> [PROBLEM TO SOLVE]:
From the page below on distributed mining of censored production rules, list every bulleted label that ends in a colon.

> [EXCERPT PROVIDED]:
Distributed mining of censored production rules in data streams: an evolutionary approach

  • Authors:
  • Saroj Saroj;K. K. Bharadwaj

  • Affiliations:
  • Department of Computer Science and Engineering, Guru Jambheshwar University of Science and Technology, Hisar, India;School of Computer and Systems Sciences, Jawaharlal Nehru University, New Delhi, India

  • Venue:
  • AIKED'08 Proceedings of the 7th WSEAS International Conference on Artificial intelligence, knowledge engineering and data bases
  • Year:
  • 2008

Quantified Score

Hi-index 0.00

Visualization

Abstract

As distributed data streams are gaining importance in a growing number of applications, the centralized approach for data mining is inappropriate for the distributed and ubiquitous data mining environments. The conventional mining algorithms for data streams depend on computationally expensive update procedures to incorporate the changing patterns in the streaming data. Moreover, the most common knowledge structure learnt, in knowledge discovery, is standard Production Rules (PRs) in the form: If P Then D. However, PRs ignore exceptions as noise. These are not efficient for approximate reasoning and unable to exhibit variable precision logic in the reasoning process due to rigidity in their structure. This paper proposes an evolutionary approach for distributed mining of CPRs using cumulative learning scheme. Local classifiers consisting of PRs and CPRs are generated for the data streams at distributed sites and then a meta-classifier is produced by combining the local classifiers. A Censored Production Rule (CPR) is an extension of PR and is of the form, If P Then D Unless C, where C is the censor representing exception condition. 'If P Then D' part of a CPR holds frequently and the censor C holds rarely. By using a rule of this type we are free to ignore the exception conditions, when the resources needed to establish its presence, are tight. Thus 'If P Then D' part of the CPR expresses important information while the 'Unless C' part acts only as a switch that changes the polarity of D to ~D, whenever a censor evaluates true A Genetic Algorithm is designed with a fixed length chromosome encoding that allows variable length rules. Appropriate genetic operators are suggested for the specific encoding and a fitness function incorporating the constraints of CPRs is formulated. Experimental results are presented to demonstrate the effectivity of CPR for cumulative learning in data streams.

> [DATASET RECORDS]:
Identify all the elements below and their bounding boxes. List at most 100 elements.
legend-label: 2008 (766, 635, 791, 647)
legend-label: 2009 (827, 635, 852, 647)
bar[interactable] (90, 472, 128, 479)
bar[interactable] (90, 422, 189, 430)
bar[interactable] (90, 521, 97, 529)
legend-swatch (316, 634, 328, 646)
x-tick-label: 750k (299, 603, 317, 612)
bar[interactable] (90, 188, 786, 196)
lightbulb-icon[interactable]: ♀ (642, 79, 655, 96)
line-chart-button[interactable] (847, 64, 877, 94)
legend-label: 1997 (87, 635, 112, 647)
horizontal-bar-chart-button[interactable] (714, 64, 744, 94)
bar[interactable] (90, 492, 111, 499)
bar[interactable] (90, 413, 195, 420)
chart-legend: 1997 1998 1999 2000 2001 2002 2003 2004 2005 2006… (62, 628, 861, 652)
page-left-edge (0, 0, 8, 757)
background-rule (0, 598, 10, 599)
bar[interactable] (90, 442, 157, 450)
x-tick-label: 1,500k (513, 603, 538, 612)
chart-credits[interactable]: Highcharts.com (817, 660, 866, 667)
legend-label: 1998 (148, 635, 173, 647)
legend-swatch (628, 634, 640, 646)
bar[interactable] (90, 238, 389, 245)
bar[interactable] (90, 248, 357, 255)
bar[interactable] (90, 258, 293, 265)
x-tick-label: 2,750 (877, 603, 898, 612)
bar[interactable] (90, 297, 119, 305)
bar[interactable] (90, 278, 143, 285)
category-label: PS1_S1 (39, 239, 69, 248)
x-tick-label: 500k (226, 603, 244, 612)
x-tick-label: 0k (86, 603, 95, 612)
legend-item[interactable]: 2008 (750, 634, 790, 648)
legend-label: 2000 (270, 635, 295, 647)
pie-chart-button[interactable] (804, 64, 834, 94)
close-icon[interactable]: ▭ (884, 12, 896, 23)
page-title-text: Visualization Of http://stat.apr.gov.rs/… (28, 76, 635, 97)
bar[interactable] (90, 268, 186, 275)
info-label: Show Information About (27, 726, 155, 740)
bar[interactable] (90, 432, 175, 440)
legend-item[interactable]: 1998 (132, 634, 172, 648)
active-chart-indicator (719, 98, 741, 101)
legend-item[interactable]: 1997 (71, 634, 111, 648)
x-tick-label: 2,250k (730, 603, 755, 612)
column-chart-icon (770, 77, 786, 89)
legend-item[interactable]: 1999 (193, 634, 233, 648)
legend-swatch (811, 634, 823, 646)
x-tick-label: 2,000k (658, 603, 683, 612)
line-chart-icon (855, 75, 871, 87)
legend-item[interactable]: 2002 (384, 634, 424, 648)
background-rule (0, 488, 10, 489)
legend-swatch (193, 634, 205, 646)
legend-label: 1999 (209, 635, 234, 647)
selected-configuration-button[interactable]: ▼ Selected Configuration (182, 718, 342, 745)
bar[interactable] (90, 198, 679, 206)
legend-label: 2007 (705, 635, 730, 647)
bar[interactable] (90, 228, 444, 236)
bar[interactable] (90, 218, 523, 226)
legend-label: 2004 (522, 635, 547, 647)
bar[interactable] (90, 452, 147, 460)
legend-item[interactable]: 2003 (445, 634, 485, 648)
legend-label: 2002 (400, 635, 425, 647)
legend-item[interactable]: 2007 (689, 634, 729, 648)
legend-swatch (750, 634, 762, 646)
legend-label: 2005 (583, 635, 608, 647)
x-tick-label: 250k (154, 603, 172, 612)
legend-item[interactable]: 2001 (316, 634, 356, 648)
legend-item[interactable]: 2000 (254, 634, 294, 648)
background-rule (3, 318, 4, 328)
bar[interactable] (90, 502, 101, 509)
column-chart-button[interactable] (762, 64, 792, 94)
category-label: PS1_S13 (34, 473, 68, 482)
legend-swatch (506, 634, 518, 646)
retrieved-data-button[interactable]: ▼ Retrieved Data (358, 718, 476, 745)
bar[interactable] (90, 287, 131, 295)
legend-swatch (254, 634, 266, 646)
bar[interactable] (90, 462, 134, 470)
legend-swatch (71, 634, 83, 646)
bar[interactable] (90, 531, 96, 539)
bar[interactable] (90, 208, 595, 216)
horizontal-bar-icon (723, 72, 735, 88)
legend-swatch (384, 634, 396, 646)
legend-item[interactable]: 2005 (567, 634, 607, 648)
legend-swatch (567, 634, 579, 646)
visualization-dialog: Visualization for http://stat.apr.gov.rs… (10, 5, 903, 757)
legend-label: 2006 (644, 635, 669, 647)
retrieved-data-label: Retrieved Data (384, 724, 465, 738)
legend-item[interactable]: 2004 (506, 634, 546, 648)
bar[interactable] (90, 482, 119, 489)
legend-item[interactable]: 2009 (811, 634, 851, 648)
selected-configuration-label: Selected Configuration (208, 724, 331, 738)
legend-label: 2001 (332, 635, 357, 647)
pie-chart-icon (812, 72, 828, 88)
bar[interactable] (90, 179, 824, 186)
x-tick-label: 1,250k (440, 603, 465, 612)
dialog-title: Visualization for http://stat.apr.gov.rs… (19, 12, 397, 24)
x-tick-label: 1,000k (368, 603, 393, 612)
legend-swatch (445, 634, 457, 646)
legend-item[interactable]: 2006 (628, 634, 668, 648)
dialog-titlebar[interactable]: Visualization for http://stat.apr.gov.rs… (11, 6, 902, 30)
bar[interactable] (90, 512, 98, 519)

> [WRITTEN RESPONSE]:
Authors:
Affiliations:
Venue:
Year: